List each of the lines below that contains the string "footer".

** Start INPUT DATA **

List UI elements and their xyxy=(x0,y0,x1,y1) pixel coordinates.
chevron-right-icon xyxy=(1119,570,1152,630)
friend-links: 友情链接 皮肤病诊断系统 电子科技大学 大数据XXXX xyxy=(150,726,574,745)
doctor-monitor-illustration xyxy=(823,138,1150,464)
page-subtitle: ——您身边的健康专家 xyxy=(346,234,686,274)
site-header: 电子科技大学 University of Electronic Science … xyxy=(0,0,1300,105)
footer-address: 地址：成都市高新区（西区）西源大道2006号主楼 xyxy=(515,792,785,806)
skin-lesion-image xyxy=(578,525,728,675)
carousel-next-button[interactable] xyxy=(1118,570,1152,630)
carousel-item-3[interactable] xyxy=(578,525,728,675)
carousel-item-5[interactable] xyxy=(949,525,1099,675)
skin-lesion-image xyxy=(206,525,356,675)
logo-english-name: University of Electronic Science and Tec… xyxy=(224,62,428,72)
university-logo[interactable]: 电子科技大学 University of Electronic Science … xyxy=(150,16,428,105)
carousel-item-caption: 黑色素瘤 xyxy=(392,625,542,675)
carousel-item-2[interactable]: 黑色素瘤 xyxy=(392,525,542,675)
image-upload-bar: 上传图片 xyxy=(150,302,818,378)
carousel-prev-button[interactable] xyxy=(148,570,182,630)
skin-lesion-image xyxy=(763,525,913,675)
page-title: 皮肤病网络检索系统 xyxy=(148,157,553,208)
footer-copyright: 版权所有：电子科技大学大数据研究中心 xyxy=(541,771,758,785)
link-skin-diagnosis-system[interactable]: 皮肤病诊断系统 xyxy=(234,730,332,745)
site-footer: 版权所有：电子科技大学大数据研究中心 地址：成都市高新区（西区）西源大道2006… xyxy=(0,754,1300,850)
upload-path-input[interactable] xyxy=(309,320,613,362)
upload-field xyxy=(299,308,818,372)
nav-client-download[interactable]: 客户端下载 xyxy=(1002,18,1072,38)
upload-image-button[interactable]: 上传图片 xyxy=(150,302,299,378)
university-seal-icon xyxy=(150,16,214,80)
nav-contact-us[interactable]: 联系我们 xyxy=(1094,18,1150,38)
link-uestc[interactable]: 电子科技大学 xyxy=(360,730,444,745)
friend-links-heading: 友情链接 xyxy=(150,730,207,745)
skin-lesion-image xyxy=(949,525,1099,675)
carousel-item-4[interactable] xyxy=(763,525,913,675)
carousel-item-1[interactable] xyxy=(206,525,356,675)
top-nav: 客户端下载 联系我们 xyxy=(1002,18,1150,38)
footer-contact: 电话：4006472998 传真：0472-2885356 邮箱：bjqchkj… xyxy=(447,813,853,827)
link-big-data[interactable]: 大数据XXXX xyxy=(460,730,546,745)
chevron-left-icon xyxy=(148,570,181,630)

** End INPUT DATA **

→ RESULT:
footer-address: 地址：成都市高新区（西区）西源大道2006号主楼 xyxy=(515,792,785,806)
footer-copyright: 版权所有：电子科技大学大数据研究中心 xyxy=(541,771,758,785)
site-footer: 版权所有：电子科技大学大数据研究中心 地址：成都市高新区（西区）西源大道2006… xyxy=(0,754,1300,850)
footer-contact: 电话：4006472998 传真：0472-2885356 邮箱：bjqchkj… xyxy=(447,813,853,827)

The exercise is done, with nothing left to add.